*INSTRUCTIONS TO FOLLOW:* All of the data needs to be repeated exactly.

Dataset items
^^^^^^^^

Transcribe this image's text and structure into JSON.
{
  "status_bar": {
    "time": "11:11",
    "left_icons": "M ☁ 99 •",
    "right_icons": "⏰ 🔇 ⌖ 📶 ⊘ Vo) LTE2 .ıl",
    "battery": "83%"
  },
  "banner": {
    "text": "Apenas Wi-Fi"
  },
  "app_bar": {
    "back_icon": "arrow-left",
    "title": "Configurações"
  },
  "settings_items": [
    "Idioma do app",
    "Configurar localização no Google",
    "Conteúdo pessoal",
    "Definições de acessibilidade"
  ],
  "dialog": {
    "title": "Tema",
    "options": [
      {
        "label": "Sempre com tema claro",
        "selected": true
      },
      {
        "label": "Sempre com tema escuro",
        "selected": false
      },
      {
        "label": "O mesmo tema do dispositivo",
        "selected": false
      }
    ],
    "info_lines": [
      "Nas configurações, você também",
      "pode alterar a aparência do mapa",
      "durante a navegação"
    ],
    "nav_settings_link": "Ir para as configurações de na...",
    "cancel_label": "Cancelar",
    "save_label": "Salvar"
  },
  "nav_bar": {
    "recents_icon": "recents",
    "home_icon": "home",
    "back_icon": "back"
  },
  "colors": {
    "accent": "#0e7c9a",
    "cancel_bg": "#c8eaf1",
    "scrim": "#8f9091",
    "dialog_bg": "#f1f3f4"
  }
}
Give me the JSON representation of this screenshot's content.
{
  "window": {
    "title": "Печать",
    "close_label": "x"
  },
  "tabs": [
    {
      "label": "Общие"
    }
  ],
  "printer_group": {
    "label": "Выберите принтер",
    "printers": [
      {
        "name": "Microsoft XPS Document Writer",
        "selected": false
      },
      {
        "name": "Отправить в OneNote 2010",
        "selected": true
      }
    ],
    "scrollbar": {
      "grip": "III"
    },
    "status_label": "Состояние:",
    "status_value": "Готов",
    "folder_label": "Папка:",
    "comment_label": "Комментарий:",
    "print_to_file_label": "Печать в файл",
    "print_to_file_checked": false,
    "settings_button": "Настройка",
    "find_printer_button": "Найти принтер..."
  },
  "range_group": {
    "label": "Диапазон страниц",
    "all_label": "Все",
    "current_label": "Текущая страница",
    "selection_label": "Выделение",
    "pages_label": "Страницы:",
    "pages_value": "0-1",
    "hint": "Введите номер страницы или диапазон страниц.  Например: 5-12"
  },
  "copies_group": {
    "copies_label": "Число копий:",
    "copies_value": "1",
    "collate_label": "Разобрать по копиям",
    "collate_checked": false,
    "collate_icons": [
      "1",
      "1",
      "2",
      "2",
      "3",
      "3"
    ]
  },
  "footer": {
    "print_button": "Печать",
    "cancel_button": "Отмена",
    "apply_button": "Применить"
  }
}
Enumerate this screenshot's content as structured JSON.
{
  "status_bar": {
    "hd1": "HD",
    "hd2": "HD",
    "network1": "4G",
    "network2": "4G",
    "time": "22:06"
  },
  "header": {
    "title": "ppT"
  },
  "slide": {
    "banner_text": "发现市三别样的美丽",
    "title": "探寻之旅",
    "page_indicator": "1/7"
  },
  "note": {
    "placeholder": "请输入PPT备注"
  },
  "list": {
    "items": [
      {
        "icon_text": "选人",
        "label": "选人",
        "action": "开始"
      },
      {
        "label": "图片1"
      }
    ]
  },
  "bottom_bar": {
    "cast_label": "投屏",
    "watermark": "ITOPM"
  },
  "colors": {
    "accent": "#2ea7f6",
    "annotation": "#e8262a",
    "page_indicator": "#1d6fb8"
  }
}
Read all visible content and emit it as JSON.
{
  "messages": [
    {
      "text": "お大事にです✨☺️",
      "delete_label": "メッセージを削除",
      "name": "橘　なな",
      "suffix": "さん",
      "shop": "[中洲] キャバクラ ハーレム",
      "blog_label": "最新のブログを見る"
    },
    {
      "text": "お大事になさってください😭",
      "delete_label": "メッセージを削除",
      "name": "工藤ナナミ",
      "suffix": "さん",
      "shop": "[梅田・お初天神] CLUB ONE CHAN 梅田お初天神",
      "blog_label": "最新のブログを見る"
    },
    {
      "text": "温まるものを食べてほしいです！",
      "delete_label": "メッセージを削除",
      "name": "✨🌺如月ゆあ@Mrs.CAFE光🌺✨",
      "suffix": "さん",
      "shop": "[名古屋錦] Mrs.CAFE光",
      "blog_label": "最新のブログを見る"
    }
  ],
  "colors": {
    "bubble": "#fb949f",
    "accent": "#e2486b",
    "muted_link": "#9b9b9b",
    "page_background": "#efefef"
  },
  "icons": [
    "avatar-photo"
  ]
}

^^^^^^^^

*SOLUTION TO THE PROBLEM:*
Transcribe this image's text and structure into JSON.
{
  "status_bar": {
    "time": "11:11",
    "left_icons": "M ☁ 99 •",
    "right_icons": "⏰ 🔇 ⌖ 📶 ⊘ Vo) LTE2 .ıl",
    "battery": "83%"
  },
  "banner": {
    "text": "Apenas Wi-Fi"
  },
  "app_bar": {
    "back_icon": "arrow-left",
    "title": "Configurações"
  },
  "settings_items": [
    "Idioma do app",
    "Configurar localização no Google",
    "Conteúdo pessoal",
    "Definições de acessibilidade"
  ],
  "dialog": {
    "title": "Tema",
    "options": [
      {
        "label": "Sempre com tema claro",
        "selected": true
      },
      {
        "label": "Sempre com tema escuro",
        "selected": false
      },
      {
        "label": "O mesmo tema do dispositivo",
        "selected": false
      }
    ],
    "info_lines": [
      "Nas configurações, você também",
      "pode alterar a aparência do mapa",
      "durante a navegação"
    ],
    "nav_settings_link": "Ir para as configurações de na...",
    "cancel_label": "Cancelar",
    "save_label": "Salvar"
  },
  "nav_bar": {
    "recents_icon": "recents",
    "home_icon": "home",
    "back_icon": "back"
  },
  "colors": {
    "accent": "#0e7c9a",
    "cancel_bg": "#c8eaf1",
    "scrim": "#8f9091",
    "dialog_bg": "#f1f3f4"
  }
}
Give me the JSON representation of this screenshot's content.
{
  "window": {
    "title": "Печать",
    "close_label": "x"
  },
  "tabs": [
    {
      "label": "Общие"
    }
  ],
  "printer_group": {
    "label": "Выберите принтер",
    "printers": [
      {
        "name": "Microsoft XPS Document Writer",
        "selected": false
      },
      {
        "name": "Отправить в OneNote 2010",
        "selected": true
      }
    ],
    "scrollbar": {
      "grip": "III"
    },
    "status_label": "Состояние:",
    "status_value": "Готов",
    "folder_label": "Папка:",
    "comment_label": "Комментарий:",
    "print_to_file_label": "Печать в файл",
    "print_to_file_checked": false,
    "settings_button": "Настройка",
    "find_printer_button": "Найти принтер..."
  },
  "range_group": {
    "label": "Диапазон страниц",
    "all_label": "Все",
    "current_label": "Текущая страница",
    "selection_label": "Выделение",
    "pages_label": "Страницы:",
    "pages_value": "0-1",
    "hint": "Введите номер страницы или диапазон страниц.  Например: 5-12"
  },
  "copies_group": {
    "copies_label": "Число копий:",
    "copies_value": "1",
    "collate_label": "Разобрать по копиям",
    "collate_checked": false,
    "collate_icons": [
      "1",
      "1",
      "2",
      "2",
      "3",
      "3"
    ]
  },
  "footer": {
    "print_button": "Печать",
    "cancel_button": "Отмена",
    "apply_button": "Применить"
  }
}
Enumerate this screenshot's content as structured JSON.
{
  "status_bar": {
    "hd1": "HD",
    "hd2": "HD",
    "network1": "4G",
    "network2": "4G",
    "time": "22:06"
  },
  "header": {
    "title": "ppT"
  },
  "slide": {
    "banner_text": "发现市三别样的美丽",
    "title": "探寻之旅",
    "page_indicator": "1/7"
  },
  "note": {
    "placeholder": "请输入PPT备注"
  },
  "list": {
    "items": [
      {
        "icon_text": "选人",
        "label": "选人",
        "action": "开始"
      },
      {
        "label": "图片1"
      }
    ]
  },
  "bottom_bar": {
    "cast_label": "投屏",
    "watermark": "ITOPM"
  },
  "colors": {
    "accent": "#2ea7f6",
    "annotation": "#e8262a",
    "page_indicator": "#1d6fb8"
  }
}
Read all visible content and emit it as JSON.
{
  "messages": [
    {
      "text": "お大事にです✨☺️",
      "delete_label": "メッセージを削除",
      "name": "橘　なな",
      "suffix": "さん",
      "shop": "[中洲] キャバクラ ハーレム",
      "blog_label": "最新のブログを見る"
    },
    {
      "text": "お大事になさってください😭",
      "delete_label": "メッセージを削除",
      "name": "工藤ナナミ",
      "suffix": "さん",
      "shop": "[梅田・お初天神] CLUB ONE CHAN 梅田お初天神",
      "blog_label": "最新のブログを見る"
    },
    {
      "text": "温まるものを食べてほしいです！",
      "delete_label": "メッセージを削除",
      "name": "✨🌺如月ゆあ@Mrs.CAFE光🌺✨",
      "suffix": "さん",
      "shop": "[名古屋錦] Mrs.CAFE光",
      "blog_label": "最新のブログを見る"
    }
  ],
  "colors": {
    "bubble": "#fb949f",
    "accent": "#e2486b",
    "muted_link": "#9b9b9b",
    "page_background": "#efefef"
  },
  "icons": [
    "avatar-photo"
  ]
}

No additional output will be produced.